_Exercise requirements_:
Give only the number of lines in the records that include the string "watermark".

Dataset excerpts:
--- BEGIN ---
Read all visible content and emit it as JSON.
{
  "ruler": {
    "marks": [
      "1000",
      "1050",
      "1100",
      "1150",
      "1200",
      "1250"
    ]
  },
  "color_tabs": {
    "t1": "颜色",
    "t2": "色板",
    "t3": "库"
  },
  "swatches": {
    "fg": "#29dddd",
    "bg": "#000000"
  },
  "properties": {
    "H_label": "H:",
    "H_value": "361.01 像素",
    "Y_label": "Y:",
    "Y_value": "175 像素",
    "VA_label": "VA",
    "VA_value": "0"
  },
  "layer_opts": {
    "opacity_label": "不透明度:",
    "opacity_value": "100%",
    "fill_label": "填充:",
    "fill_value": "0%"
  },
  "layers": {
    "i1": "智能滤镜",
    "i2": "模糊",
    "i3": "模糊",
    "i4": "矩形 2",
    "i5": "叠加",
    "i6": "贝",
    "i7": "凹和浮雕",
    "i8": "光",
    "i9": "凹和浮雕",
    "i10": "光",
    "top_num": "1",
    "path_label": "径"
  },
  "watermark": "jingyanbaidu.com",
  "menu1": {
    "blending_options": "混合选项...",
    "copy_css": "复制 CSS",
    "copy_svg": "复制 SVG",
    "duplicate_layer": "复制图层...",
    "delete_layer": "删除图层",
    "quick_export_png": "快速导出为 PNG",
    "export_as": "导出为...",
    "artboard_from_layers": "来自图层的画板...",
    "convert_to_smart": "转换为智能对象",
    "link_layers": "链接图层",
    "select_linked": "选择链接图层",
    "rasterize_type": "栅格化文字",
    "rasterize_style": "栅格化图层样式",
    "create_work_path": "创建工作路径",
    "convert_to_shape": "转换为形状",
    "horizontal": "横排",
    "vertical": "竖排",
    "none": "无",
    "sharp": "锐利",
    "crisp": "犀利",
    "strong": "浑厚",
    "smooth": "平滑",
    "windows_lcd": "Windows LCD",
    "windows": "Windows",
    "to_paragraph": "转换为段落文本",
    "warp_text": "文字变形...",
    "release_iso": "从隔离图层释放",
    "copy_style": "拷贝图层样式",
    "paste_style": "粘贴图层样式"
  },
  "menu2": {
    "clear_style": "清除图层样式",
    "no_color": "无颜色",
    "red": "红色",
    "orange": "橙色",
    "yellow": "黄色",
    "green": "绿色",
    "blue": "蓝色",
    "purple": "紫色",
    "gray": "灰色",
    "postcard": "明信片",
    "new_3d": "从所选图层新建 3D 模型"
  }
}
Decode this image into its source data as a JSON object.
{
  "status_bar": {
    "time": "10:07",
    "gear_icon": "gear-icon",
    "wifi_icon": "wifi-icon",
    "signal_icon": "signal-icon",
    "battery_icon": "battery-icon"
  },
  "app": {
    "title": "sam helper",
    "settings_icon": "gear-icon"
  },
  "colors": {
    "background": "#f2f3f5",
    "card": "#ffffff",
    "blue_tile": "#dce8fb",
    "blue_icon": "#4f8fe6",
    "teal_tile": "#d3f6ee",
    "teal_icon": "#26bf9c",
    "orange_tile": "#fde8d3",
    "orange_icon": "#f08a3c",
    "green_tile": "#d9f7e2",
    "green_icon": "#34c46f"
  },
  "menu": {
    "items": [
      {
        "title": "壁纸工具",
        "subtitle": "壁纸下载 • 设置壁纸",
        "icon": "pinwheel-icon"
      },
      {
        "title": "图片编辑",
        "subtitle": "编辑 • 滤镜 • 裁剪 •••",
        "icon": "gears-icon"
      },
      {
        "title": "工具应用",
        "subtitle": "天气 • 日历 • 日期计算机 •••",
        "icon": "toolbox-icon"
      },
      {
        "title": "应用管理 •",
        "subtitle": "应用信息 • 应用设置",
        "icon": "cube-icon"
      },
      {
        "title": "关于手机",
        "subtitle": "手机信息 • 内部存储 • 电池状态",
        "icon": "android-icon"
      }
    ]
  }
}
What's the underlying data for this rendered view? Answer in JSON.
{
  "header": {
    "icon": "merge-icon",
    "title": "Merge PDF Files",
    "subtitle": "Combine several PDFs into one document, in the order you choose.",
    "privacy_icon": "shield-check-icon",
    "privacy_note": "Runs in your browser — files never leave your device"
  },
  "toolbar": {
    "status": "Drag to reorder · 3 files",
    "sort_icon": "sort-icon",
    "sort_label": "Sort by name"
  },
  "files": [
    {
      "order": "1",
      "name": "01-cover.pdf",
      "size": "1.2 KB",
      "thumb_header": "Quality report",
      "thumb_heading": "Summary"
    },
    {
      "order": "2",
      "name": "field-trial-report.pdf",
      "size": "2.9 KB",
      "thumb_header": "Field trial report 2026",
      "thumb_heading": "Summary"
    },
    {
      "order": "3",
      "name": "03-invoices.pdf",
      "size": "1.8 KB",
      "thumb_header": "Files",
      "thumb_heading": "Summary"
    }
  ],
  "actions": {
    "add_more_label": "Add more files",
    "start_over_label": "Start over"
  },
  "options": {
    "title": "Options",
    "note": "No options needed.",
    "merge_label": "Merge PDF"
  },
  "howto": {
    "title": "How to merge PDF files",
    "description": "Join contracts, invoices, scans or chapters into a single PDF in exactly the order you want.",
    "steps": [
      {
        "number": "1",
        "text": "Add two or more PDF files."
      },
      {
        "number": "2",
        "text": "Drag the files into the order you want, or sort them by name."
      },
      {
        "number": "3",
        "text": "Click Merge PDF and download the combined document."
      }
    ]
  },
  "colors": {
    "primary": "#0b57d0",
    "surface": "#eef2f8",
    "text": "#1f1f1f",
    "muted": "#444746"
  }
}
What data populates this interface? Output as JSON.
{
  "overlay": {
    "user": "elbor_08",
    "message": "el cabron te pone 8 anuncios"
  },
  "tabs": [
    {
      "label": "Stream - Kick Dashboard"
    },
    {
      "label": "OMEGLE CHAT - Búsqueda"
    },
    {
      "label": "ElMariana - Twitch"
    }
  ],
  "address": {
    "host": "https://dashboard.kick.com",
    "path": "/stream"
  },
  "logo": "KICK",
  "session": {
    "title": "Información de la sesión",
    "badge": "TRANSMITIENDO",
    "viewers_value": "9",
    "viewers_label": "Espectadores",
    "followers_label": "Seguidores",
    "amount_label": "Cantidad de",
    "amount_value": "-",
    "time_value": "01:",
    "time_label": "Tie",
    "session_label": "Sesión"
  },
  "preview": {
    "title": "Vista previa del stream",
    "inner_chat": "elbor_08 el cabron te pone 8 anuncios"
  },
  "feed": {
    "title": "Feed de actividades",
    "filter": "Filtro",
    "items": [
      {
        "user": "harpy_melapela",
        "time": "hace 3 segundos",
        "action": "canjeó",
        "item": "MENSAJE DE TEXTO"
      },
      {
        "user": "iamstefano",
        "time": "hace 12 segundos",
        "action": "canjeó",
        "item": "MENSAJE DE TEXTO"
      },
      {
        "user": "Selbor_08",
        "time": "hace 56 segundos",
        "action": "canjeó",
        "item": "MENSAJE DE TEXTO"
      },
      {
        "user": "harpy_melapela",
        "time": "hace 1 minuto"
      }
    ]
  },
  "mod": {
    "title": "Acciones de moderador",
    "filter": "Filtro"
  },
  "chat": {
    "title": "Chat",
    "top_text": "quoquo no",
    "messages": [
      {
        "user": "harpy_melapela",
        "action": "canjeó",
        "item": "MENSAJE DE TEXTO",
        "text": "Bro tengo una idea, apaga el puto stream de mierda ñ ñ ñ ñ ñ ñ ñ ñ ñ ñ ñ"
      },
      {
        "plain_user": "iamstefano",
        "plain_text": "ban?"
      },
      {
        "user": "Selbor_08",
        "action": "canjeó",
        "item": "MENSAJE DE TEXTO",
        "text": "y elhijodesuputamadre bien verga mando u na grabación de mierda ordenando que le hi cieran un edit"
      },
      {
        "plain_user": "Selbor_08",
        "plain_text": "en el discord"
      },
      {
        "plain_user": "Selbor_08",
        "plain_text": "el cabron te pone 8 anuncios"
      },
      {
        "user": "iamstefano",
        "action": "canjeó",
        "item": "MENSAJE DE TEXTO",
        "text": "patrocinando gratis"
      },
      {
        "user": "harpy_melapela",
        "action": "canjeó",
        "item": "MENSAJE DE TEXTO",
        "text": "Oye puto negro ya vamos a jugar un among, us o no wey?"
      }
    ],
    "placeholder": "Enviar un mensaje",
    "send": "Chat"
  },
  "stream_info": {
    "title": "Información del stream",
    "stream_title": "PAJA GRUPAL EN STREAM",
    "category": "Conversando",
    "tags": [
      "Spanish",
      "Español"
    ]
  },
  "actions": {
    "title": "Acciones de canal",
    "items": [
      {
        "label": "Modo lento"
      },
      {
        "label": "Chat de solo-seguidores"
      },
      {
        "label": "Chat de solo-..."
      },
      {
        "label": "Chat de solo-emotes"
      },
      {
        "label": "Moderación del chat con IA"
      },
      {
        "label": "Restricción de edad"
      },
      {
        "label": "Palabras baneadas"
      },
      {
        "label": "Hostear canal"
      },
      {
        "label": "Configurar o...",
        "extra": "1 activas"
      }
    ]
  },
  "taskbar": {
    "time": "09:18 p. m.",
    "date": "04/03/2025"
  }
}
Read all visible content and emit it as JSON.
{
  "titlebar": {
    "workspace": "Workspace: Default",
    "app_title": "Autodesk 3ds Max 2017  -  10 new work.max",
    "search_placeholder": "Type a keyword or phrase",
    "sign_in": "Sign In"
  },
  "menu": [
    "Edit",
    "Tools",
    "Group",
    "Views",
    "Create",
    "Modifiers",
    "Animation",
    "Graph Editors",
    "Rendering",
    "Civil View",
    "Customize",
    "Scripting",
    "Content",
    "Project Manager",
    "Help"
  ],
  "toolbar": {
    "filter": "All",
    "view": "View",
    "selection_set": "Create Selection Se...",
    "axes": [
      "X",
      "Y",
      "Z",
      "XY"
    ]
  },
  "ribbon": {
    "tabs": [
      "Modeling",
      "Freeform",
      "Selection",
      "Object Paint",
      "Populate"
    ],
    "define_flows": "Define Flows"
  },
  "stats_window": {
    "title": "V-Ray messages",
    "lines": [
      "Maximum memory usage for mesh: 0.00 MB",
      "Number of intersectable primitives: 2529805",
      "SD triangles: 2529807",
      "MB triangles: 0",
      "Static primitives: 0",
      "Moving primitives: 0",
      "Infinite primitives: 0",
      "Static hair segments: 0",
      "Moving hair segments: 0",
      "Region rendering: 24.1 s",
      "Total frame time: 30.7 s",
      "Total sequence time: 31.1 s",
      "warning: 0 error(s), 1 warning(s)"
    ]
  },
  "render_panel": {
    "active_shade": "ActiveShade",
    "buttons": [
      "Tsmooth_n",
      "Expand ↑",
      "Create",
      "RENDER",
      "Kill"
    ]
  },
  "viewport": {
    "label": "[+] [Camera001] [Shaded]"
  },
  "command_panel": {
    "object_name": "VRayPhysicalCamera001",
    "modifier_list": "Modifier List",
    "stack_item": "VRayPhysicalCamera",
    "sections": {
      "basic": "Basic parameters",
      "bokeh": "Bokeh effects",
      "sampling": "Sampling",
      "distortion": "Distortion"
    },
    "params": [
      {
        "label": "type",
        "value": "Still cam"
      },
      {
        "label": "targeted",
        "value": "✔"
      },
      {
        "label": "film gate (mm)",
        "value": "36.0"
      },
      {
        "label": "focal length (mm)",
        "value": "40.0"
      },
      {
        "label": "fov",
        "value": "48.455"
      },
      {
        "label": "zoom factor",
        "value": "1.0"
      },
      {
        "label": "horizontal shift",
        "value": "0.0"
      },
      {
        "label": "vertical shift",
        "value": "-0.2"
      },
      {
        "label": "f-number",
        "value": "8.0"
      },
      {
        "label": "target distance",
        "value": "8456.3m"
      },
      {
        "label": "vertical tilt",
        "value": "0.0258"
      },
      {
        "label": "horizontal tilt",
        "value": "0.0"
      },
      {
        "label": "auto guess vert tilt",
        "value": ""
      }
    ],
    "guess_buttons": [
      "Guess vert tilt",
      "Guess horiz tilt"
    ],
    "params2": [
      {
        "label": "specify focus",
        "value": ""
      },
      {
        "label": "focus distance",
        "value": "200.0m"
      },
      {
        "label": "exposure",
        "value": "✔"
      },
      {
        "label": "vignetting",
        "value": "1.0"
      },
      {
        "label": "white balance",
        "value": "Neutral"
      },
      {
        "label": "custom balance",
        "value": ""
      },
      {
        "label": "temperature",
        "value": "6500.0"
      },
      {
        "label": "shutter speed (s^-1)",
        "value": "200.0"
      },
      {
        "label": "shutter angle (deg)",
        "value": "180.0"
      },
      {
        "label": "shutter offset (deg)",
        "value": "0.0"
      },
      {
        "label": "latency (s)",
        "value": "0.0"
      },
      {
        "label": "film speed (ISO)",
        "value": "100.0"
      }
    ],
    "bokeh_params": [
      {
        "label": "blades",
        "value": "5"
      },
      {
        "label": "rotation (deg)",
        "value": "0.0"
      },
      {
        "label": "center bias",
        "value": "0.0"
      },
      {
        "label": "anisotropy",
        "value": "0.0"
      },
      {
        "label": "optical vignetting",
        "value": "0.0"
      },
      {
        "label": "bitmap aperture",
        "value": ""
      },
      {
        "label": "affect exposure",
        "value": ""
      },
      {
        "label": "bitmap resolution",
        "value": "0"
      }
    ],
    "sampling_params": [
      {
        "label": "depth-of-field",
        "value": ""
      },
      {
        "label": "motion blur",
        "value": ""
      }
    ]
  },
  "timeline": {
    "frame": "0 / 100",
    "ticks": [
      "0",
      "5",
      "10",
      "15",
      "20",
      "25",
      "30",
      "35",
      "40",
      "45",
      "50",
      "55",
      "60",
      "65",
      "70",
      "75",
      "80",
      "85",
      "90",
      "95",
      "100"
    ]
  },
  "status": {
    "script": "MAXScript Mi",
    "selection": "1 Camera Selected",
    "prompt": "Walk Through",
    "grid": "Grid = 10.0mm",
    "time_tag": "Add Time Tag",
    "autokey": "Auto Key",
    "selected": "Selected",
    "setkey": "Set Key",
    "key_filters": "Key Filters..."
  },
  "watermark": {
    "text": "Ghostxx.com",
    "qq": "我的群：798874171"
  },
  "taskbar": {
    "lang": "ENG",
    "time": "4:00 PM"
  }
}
--- END ---
_Answer in full_:
2